**WHAT THE TASK REQUIRES**. Retype the material below. Keep every word exactly as it is.

───── EXTRACTED RECORDS

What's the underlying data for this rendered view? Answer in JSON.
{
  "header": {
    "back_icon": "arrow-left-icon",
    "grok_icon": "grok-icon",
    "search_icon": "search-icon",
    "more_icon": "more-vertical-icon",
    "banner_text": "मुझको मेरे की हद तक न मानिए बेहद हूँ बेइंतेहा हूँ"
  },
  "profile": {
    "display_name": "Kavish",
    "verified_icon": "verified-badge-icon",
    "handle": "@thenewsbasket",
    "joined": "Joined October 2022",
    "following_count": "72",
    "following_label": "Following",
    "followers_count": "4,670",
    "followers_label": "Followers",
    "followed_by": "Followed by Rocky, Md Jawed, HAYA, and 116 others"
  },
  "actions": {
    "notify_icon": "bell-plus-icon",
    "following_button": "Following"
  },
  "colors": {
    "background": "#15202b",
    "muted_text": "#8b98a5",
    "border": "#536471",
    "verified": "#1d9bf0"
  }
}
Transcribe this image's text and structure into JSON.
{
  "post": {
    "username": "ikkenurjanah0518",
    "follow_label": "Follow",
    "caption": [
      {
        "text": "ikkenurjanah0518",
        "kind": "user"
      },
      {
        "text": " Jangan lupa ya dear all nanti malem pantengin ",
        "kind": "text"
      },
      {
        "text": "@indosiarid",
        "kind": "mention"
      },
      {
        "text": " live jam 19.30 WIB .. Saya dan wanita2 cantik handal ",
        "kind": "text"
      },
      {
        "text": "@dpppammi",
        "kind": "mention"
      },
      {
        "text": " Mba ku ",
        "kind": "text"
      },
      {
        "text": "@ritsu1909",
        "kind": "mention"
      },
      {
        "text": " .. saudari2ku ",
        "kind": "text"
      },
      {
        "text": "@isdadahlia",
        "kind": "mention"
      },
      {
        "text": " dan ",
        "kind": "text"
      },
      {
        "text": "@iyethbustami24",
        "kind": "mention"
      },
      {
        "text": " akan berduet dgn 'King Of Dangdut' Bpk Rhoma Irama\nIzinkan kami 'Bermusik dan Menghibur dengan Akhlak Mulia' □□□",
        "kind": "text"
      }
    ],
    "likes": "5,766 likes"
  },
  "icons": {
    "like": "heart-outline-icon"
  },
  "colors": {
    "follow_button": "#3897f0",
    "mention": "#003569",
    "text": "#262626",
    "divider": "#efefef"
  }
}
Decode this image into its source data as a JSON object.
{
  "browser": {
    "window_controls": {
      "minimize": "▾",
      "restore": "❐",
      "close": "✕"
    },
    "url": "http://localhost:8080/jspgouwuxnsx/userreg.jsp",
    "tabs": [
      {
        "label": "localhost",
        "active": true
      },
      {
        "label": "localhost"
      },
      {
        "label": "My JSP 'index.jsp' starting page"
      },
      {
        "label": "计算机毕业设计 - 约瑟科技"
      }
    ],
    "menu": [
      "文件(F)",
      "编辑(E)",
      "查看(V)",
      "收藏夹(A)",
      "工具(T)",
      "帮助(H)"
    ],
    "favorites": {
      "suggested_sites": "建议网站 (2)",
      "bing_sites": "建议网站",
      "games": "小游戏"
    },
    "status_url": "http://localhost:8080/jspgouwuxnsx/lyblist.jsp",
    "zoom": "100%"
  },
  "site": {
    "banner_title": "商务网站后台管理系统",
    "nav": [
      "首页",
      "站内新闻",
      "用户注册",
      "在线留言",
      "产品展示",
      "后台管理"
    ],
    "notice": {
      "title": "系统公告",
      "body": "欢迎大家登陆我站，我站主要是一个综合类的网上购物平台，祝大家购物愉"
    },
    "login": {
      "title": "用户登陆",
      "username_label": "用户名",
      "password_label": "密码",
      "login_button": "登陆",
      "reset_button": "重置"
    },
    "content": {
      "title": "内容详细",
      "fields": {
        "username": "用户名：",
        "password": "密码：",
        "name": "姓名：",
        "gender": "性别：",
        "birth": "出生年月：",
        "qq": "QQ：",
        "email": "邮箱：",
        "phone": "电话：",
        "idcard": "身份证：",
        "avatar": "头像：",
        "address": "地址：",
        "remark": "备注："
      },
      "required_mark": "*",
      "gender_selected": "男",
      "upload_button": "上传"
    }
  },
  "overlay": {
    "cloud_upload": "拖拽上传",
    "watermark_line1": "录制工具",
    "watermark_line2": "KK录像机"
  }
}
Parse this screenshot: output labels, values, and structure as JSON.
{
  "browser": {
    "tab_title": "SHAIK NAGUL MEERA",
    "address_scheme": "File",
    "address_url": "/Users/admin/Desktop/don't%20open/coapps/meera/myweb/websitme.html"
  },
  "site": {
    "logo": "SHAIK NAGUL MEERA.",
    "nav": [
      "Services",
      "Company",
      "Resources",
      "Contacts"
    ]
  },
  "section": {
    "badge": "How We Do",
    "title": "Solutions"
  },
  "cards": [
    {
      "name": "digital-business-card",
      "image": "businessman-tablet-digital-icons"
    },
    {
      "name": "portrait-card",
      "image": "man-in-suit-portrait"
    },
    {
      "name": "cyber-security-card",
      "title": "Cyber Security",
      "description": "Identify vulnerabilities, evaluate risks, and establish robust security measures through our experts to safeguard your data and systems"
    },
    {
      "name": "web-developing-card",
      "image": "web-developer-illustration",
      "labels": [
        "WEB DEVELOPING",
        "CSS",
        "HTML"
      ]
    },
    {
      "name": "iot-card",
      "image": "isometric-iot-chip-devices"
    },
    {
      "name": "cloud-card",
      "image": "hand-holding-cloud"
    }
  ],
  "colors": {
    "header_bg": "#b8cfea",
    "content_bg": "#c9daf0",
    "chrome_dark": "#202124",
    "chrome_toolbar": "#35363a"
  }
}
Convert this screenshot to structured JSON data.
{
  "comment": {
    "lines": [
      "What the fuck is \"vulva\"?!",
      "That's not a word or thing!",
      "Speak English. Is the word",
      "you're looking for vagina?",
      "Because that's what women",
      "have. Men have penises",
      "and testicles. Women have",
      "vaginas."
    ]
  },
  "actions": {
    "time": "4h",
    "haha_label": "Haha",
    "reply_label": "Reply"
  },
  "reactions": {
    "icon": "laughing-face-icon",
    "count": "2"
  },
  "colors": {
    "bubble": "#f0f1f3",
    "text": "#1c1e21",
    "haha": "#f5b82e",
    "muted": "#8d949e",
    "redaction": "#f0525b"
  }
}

──────────

**WRITTEN ANSWER**.
What's the underlying data for this rendered view? Answer in JSON.
{
  "header": {
    "back_icon": "arrow-left-icon",
    "grok_icon": "grok-icon",
    "search_icon": "search-icon",
    "more_icon": "more-vertical-icon",
    "banner_text": "मुझको मेरे की हद तक न मानिए बेहद हूँ बेइंतेहा हूँ"
  },
  "profile": {
    "display_name": "Kavish",
    "verified_icon": "verified-badge-icon",
    "handle": "@thenewsbasket",
    "joined": "Joined October 2022",
    "following_count": "72",
    "following_label": "Following",
    "followers_count": "4,670",
    "followers_label": "Followers",
    "followed_by": "Followed by Rocky, Md Jawed, HAYA, and 116 others"
  },
  "actions": {
    "notify_icon": "bell-plus-icon",
    "following_button": "Following"
  },
  "colors": {
    "background": "#15202b",
    "muted_text": "#8b98a5",
    "border": "#536471",
    "verified": "#1d9bf0"
  }
}
Transcribe this image's text and structure into JSON.
{
  "post": {
    "username": "ikkenurjanah0518",
    "follow_label": "Follow",
    "caption": [
      {
        "text": "ikkenurjanah0518",
        "kind": "user"
      },
      {
        "text": " Jangan lupa ya dear all nanti malem pantengin ",
        "kind": "text"
      },
      {
        "text": "@indosiarid",
        "kind": "mention"
      },
      {
        "text": " live jam 19.30 WIB .. Saya dan wanita2 cantik handal ",
        "kind": "text"
      },
      {
        "text": "@dpppammi",
        "kind": "mention"
      },
      {
        "text": " Mba ku ",
        "kind": "text"
      },
      {
        "text": "@ritsu1909",
        "kind": "mention"
      },
      {
        "text": " .. saudari2ku ",
        "kind": "text"
      },
      {
        "text": "@isdadahlia",
        "kind": "mention"
      },
      {
        "text": " dan ",
        "kind": "text"
      },
      {
        "text": "@iyethbustami24",
        "kind": "mention"
      },
      {
        "text": " akan berduet dgn 'King Of Dangdut' Bpk Rhoma Irama\nIzinkan kami 'Bermusik dan Menghibur dengan Akhlak Mulia' □□□",
        "kind": "text"
      }
    ],
    "likes": "5,766 likes"
  },
  "icons": {
    "like": "heart-outline-icon"
  },
  "colors": {
    "follow_button": "#3897f0",
    "mention": "#003569",
    "text": "#262626",
    "divider": "#efefef"
  }
}
Decode this image into its source data as a JSON object.
{
  "browser": {
    "window_controls": {
      "minimize": "▾",
      "restore": "❐",
      "close": "✕"
    },
    "url": "http://localhost:8080/jspgouwuxnsx/userreg.jsp",
    "tabs": [
      {
        "label": "localhost",
        "active": true
      },
      {
        "label": "localhost"
      },
      {
        "label": "My JSP 'index.jsp' starting page"
      },
      {
        "label": "计算机毕业设计 - 约瑟科技"
      }
    ],
    "menu": [
      "文件(F)",
      "编辑(E)",
      "查看(V)",
      "收藏夹(A)",
      "工具(T)",
      "帮助(H)"
    ],
    "favorites": {
      "suggested_sites": "建议网站 (2)",
      "bing_sites": "建议网站",
      "games": "小游戏"
    },
    "status_url": "http://localhost:8080/jspgouwuxnsx/lyblist.jsp",
    "zoom": "100%"
  },
  "site": {
    "banner_title": "商务网站后台管理系统",
    "nav": [
      "首页",
      "站内新闻",
      "用户注册",
      "在线留言",
      "产品展示",
      "后台管理"
    ],
    "notice": {
      "title": "系统公告",
      "body": "欢迎大家登陆我站，我站主要是一个综合类的网上购物平台，祝大家购物愉"
    },
    "login": {
      "title": "用户登陆",
      "username_label": "用户名",
      "password_label": "密码",
      "login_button": "登陆",
      "reset_button": "重置"
    },
    "content": {
      "title": "内容详细",
      "fields": {
        "username": "用户名：",
        "password": "密码：",
        "name": "姓名：",
        "gender": "性别：",
        "birth": "出生年月：",
        "qq": "QQ：",
        "email": "邮箱：",
        "phone": "电话：",
        "idcard": "身份证：",
        "avatar": "头像：",
        "address": "地址：",
        "remark": "备注："
      },
      "required_mark": "*",
      "gender_selected": "男",
      "upload_button": "上传"
    }
  },
  "overlay": {
    "cloud_upload": "拖拽上传",
    "watermark_line1": "录制工具",
    "watermark_line2": "KK录像机"
  }
}
Parse this screenshot: output labels, values, and structure as JSON.
{
  "browser": {
    "tab_title": "SHAIK NAGUL MEERA",
    "address_scheme": "File",
    "address_url": "/Users/admin/Desktop/don't%20open/coapps/meera/myweb/websitme.html"
  },
  "site": {
    "logo": "SHAIK NAGUL MEERA.",
    "nav": [
      "Services",
      "Company",
      "Resources",
      "Contacts"
    ]
  },
  "section": {
    "badge": "How We Do",
    "title": "Solutions"
  },
  "cards": [
    {
      "name": "digital-business-card",
      "image": "businessman-tablet-digital-icons"
    },
    {
      "name": "portrait-card",
      "image": "man-in-suit-portrait"
    },
    {
      "name": "cyber-security-card",
      "title": "Cyber Security",
      "description": "Identify vulnerabilities, evaluate risks, and establish robust security measures through our experts to safeguard your data and systems"
    },
    {
      "name": "web-developing-card",
      "image": "web-developer-illustration",
      "labels": [
        "WEB DEVELOPING",
        "CSS",
        "HTML"
      ]
    },
    {
      "name": "iot-card",
      "image": "isometric-iot-chip-devices"
    },
    {
      "name": "cloud-card",
      "image": "hand-holding-cloud"
    }
  ],
  "colors": {
    "header_bg": "#b8cfea",
    "content_bg": "#c9daf0",
    "chrome_dark": "#202124",
    "chrome_toolbar": "#35363a"
  }
}
Convert this screenshot to structured JSON data.
{
  "comment": {
    "lines": [
      "What the fuck is \"vulva\"?!",
      "That's not a word or thing!",
      "Speak English. Is the word",
      "you're looking for vagina?",
      "Because that's what women",
      "have. Men have penises",
      "and testicles. Women have",
      "vaginas."
    ]
  },
  "actions": {
    "time": "4h",
    "haha_label": "Haha",
    "reply_label": "Reply"
  },
  "reactions": {
    "icon": "laughing-face-icon",
    "count": "2"
  },
  "colors": {
    "bubble": "#f0f1f3",
    "text": "#1c1e21",
    "haha": "#f5b82e",
    "muted": "#8d949e",
    "redaction": "#f0525b"
  }
}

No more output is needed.